_Goal_: Write the lines below as a numbered list, skipping any blank lines. Leave the pictures out of your answer.

_Provided entries_:
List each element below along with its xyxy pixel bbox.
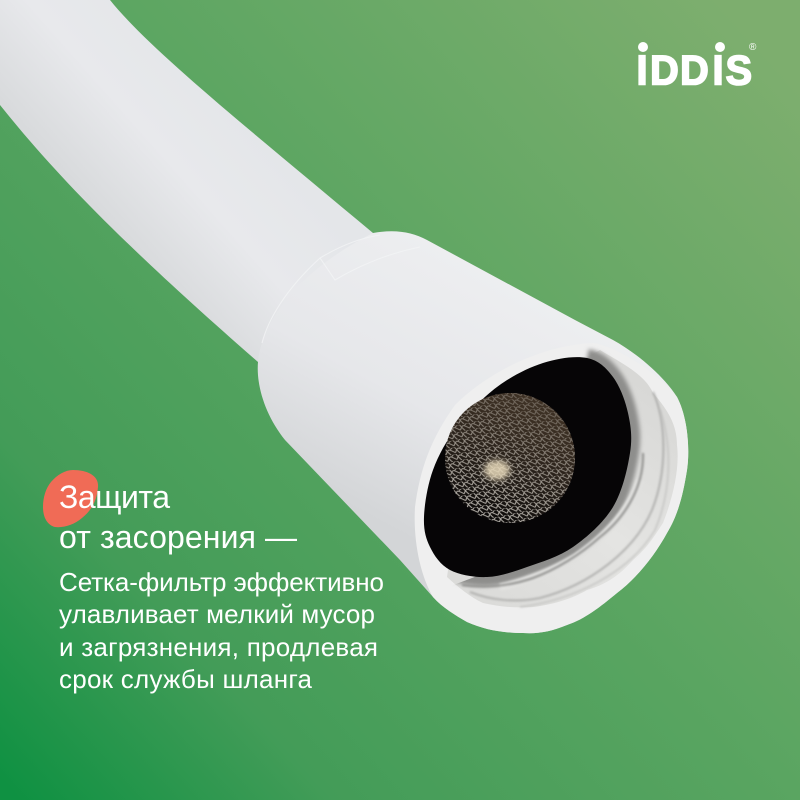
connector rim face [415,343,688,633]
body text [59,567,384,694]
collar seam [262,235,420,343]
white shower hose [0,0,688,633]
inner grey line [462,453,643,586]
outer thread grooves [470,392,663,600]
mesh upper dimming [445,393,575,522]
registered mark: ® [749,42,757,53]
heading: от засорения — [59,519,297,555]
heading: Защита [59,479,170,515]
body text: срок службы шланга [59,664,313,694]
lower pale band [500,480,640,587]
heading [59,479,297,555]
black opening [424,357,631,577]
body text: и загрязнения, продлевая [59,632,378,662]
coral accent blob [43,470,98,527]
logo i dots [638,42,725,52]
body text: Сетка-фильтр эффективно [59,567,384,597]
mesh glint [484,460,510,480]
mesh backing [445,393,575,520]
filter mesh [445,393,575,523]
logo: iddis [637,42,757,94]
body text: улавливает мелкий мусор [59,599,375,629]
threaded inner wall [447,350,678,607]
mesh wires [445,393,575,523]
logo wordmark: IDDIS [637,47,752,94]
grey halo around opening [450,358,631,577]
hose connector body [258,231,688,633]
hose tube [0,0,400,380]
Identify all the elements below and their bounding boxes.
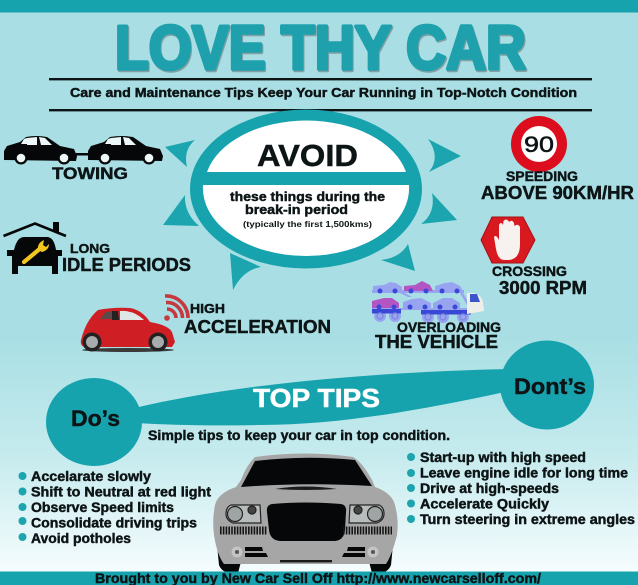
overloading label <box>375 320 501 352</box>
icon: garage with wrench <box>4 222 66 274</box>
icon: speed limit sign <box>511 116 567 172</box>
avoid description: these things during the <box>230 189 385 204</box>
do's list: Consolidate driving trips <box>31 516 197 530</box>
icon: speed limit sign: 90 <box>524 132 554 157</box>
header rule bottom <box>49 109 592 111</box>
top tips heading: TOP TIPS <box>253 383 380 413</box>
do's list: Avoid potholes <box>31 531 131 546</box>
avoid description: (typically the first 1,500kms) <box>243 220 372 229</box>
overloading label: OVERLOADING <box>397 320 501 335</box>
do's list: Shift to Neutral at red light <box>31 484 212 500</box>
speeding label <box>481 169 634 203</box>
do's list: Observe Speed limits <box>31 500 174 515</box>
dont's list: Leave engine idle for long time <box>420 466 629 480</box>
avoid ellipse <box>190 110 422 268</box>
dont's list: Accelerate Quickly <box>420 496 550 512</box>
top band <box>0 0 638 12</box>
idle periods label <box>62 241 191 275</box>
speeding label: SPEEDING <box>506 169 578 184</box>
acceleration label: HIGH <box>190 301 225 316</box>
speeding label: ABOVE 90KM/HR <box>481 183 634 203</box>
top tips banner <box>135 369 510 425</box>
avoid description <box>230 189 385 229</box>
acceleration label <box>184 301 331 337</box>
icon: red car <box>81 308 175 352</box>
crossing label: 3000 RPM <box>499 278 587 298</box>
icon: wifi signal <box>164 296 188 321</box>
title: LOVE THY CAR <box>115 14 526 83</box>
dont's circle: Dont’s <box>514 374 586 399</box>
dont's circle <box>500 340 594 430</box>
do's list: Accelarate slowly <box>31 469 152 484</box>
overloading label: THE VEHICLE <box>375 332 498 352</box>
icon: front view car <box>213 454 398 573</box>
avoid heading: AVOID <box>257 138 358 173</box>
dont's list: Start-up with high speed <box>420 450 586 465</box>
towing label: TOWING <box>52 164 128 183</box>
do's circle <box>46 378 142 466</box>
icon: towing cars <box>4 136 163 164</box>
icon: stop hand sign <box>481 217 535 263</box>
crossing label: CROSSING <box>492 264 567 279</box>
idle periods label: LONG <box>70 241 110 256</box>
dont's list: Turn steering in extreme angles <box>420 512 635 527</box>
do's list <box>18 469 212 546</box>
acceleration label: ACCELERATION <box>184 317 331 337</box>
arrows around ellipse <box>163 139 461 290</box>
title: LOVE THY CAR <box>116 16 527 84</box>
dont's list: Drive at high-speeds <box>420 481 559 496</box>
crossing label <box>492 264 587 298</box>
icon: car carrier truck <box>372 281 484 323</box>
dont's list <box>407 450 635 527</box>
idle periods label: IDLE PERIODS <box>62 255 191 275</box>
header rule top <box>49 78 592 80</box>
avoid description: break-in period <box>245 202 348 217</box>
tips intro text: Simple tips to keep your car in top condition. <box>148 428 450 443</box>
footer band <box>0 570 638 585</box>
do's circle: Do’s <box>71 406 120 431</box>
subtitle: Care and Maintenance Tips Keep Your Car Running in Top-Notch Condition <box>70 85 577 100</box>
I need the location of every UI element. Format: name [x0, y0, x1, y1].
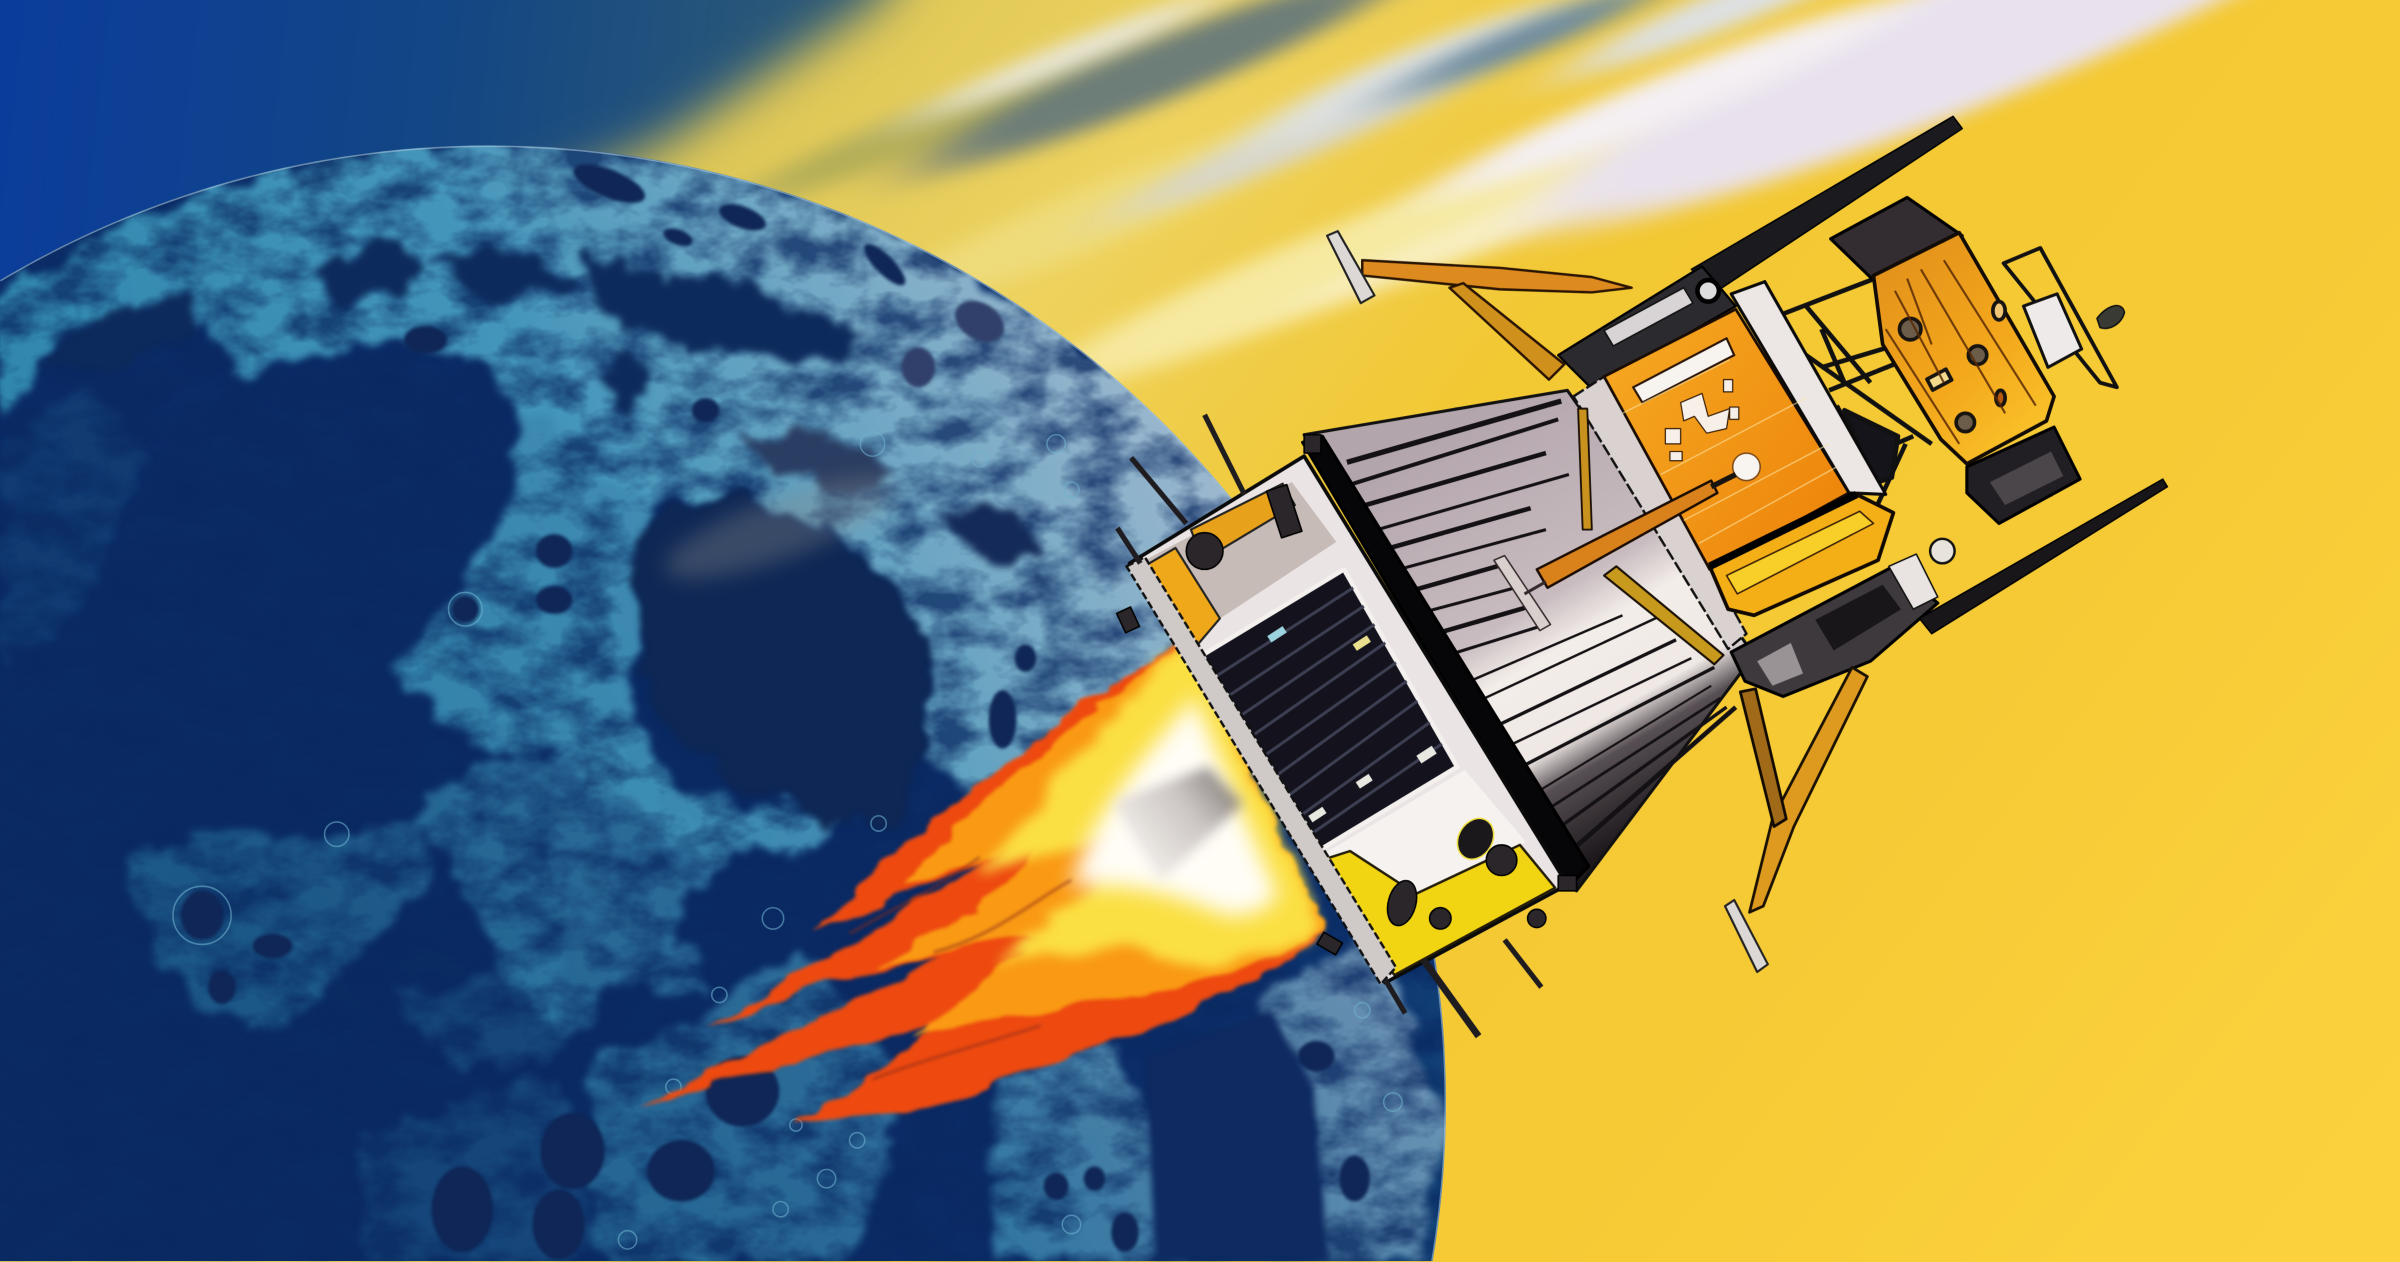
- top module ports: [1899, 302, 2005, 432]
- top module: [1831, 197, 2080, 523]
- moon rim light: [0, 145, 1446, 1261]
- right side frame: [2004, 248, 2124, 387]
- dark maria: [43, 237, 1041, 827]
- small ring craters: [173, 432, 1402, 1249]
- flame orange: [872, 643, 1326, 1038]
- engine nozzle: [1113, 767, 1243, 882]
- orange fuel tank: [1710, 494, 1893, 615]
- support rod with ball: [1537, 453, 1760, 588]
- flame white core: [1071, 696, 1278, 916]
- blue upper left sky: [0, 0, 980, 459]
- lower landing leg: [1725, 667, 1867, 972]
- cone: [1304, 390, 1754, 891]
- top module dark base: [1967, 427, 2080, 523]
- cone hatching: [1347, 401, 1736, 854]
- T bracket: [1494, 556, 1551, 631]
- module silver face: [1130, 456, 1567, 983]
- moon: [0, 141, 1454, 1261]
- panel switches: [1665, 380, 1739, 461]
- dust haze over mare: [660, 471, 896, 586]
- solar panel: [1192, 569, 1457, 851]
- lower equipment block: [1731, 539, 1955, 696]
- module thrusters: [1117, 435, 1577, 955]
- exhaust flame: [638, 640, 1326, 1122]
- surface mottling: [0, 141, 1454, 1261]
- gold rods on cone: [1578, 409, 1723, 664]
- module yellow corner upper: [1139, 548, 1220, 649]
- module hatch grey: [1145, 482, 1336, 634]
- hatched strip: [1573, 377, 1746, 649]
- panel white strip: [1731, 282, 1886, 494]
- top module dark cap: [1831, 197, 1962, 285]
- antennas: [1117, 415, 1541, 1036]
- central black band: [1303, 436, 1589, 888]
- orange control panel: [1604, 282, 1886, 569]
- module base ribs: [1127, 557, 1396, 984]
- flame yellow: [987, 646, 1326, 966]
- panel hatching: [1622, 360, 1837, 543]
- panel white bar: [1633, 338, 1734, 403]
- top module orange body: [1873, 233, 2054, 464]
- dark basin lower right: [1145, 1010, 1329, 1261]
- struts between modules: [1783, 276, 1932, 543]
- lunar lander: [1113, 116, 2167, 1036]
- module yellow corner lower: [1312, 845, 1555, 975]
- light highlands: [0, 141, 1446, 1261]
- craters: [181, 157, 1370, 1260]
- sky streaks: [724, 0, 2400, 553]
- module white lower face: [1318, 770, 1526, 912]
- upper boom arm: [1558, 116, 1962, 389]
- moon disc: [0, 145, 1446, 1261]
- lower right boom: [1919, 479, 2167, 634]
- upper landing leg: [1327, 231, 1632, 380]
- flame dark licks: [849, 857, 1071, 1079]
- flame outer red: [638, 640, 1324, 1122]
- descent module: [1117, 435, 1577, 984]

_Solution below_:
1. List each element below along with its xyxy pixel bbox.
2. connector rim face [415,343,688,633]
3. body text [59,567,384,694]
4. collar seam [262,235,420,343]
5. white shower hose [0,0,688,633]
6. inner grey line [462,453,643,586]
7. outer thread grooves [470,392,663,600]
8. mesh upper dimming [445,393,575,522]
9. registered mark: ® [749,42,757,53]
10. heading: от засорения — [59,519,297,555]
11. heading: Защита [59,479,170,515]
12. body text: срок службы шланга [59,664,313,694]
13. lower pale band [500,480,640,587]
14. heading [59,479,297,555]
15. black opening [424,357,631,577]
16. body text: и загрязнения, продлевая [59,632,378,662]
17. coral accent blob [43,470,98,527]
18. logo i dots [638,42,725,52]
19. body text: Сетка-фильтр эффективно [59,567,384,597]
20. mesh glint [484,460,510,480]
21. mesh backing [445,393,575,520]
22. filter mesh [445,393,575,523]
23. logo: iddis [637,42,757,94]
24. body text: улавливает мелкий мусор [59,599,375,629]
25. threaded inner wall [447,350,678,607]
26. mesh wires [445,393,575,523]
27. logo wordmark: IDDIS [637,47,752,94]
28. grey halo around opening [450,358,631,577]
29. hose connector body [258,231,688,633]
30. hose tube [0,0,400,380]
31. Identify all the elements below and their bounding boxes.
32. overloading label <box>375 320 501 352</box>
33. icon: garage with wrench <box>4 222 66 274</box>
34. icon: speed limit sign <box>511 116 567 172</box>
35. avoid description: these things during the <box>230 189 385 204</box>
36. do's list: Consolidate driving trips <box>31 516 197 530</box>
37. icon: speed limit sign: 90 <box>524 132 554 157</box>
38. header rule bottom <box>49 109 592 111</box>
39. top tips heading: TOP TIPS <box>253 383 380 413</box>
40. do's list: Avoid potholes <box>31 531 131 546</box>
41. avoid description: (typically the first 1,500kms) <box>243 220 372 229</box>
42. overloading label: OVERLOADING <box>397 320 501 335</box>
43. do's list: Shift to Neutral at red light <box>31 484 212 500</box>
44. speeding label <box>481 169 634 203</box>
45. do's list: Observe Speed limits <box>31 500 174 515</box>
46. dont's list: Leave engine idle for long time <box>420 466 629 480</box>
47. avoid ellipse <box>190 110 422 268</box>
48. dont's list: Accelerate Quickly <box>420 496 550 512</box>
49. top band <box>0 0 638 12</box>
50. idle periods label <box>62 241 191 275</box>
51. speeding label: SPEEDING <box>506 169 578 184</box>
52. acceleration label: HIGH <box>190 301 225 316</box>
53. speeding label: ABOVE 90KM/HR <box>481 183 634 203</box>
54. top tips banner <box>135 369 510 425</box>
55. avoid description <box>230 189 385 229</box>
56. acceleration label <box>184 301 331 337</box>
57. icon: red car <box>81 308 175 352</box>
58. crossing label: 3000 RPM <box>499 278 587 298</box>
59. icon: wifi signal <box>164 296 188 321</box>
60. title: LOVE THY CAR <box>115 14 526 83</box>
61. dont's circle: Dont’s <box>514 374 586 399</box>
62. dont's circle <box>500 340 594 430</box>
63. do's list: Accelarate slowly <box>31 469 152 484</box>
64. overloading label: THE VEHICLE <box>375 332 498 352</box>
65. icon: front view car <box>213 454 398 573</box>
66. avoid heading: AVOID <box>257 138 358 173</box>
67. dont's list: Start-up with high speed <box>420 450 586 465</box>
68. towing label: TOWING <box>52 164 128 183</box>
69. do's circle <box>46 378 142 466</box>
70. icon: towing cars <box>4 136 163 164</box>
71. icon: stop hand sign <box>481 217 535 263</box>
72. crossing label: CROSSING <box>492 264 567 279</box>
73. idle periods label: LONG <box>70 241 110 256</box>
74. dont's list: Turn steering in extreme angles <box>420 512 635 527</box>
75. do's list <box>18 469 212 546</box>
76. acceleration label: ACCELERATION <box>184 317 331 337</box>
77. arrows around ellipse <box>163 139 461 290</box>
78. title: LOVE THY CAR <box>116 16 527 84</box>
79. dont's list: Drive at high-speeds <box>420 481 559 496</box>
80. crossing label <box>492 264 587 298</box>
81. icon: car carrier truck <box>372 281 484 323</box>
82. dont's list <box>407 450 635 527</box>
83. idle periods label: IDLE PERIODS <box>62 255 191 275</box>
84. header rule top <box>49 78 592 80</box>
85. avoid description: break-in period <box>245 202 348 217</box>
86. tips intro text: Simple tips to keep your car in top condition. <box>148 428 450 443</box>
87. footer band <box>0 570 638 585</box>
88. do's circle: Do’s <box>71 406 120 431</box>
89. subtitle: Care and Maintenance Tips Keep Your Car Running in Top-Notch Condition <box>70 85 577 100</box>
90. I need the location of every UI element. Format: name [x0, y0, x1, y1].
91. - top module ports: [1899, 302, 2005, 432]
92. - top module: [1831, 197, 2080, 523]
93. - moon rim light: [0, 145, 1446, 1261]
94. - right side frame: [2004, 248, 2124, 387]
95. - dark maria: [43, 237, 1041, 827]
96. - small ring craters: [173, 432, 1402, 1249]
97. - flame orange: [872, 643, 1326, 1038]
98. - engine nozzle: [1113, 767, 1243, 882]
99. - orange fuel tank: [1710, 494, 1893, 615]
100. - support rod with ball: [1537, 453, 1760, 588]
101. - flame white core: [1071, 696, 1278, 916]
102. - blue upper left sky: [0, 0, 980, 459]
103. - lower landing leg: [1725, 667, 1867, 972]
104. - cone: [1304, 390, 1754, 891]
105. - top module dark base: [1967, 427, 2080, 523]
106. - cone hatching: [1347, 401, 1736, 854]
107. - T bracket: [1494, 556, 1551, 631]
108. - module silver face: [1130, 456, 1567, 983]
109. - moon: [0, 141, 1454, 1261]
110. - panel switches: [1665, 380, 1739, 461]
111. - dust haze over mare: [660, 471, 896, 586]
112. - solar panel: [1192, 569, 1457, 851]
113. - lower equipment block: [1731, 539, 1955, 696]
114. - module thrusters: [1117, 435, 1577, 955]
115. - exhaust flame: [638, 640, 1326, 1122]
116. - surface mottling: [0, 141, 1454, 1261]
117. - gold rods on cone: [1578, 409, 1723, 664]
118. - module yellow corner upper: [1139, 548, 1220, 649]
119. - module hatch grey: [1145, 482, 1336, 634]
120. - hatched strip: [1573, 377, 1746, 649]
121. - panel white strip: [1731, 282, 1886, 494]
122. - top module dark cap: [1831, 197, 1962, 285]
123. - antennas: [1117, 415, 1541, 1036]
124. - central black band: [1303, 436, 1589, 888]
125. - orange control panel: [1604, 282, 1886, 569]
126. - module base ribs: [1127, 557, 1396, 984]
127. - flame yellow: [987, 646, 1326, 966]
128. - panel hatching: [1622, 360, 1837, 543]
129. - panel white bar: [1633, 338, 1734, 403]
130. - top module orange body: [1873, 233, 2054, 464]
131. - dark basin lower right: [1145, 1010, 1329, 1261]
132. - struts between modules: [1783, 276, 1932, 543]
133. - lunar lander: [1113, 116, 2167, 1036]
134. - module yellow corner lower: [1312, 845, 1555, 975]
135. - light highlands: [0, 141, 1446, 1261]
136. - craters: [181, 157, 1370, 1260]
137. - sky streaks: [724, 0, 2400, 553]
138. - module white lower face: [1318, 770, 1526, 912]
139. - upper boom arm: [1558, 116, 1962, 389]
140. - moon disc: [0, 145, 1446, 1261]
141. - lower right boom: [1919, 479, 2167, 634]
142. - upper landing leg: [1327, 231, 1632, 380]
143. - flame dark licks: [849, 857, 1071, 1079]
144. - flame outer red: [638, 640, 1324, 1122]
145. - descent module: [1117, 435, 1577, 984]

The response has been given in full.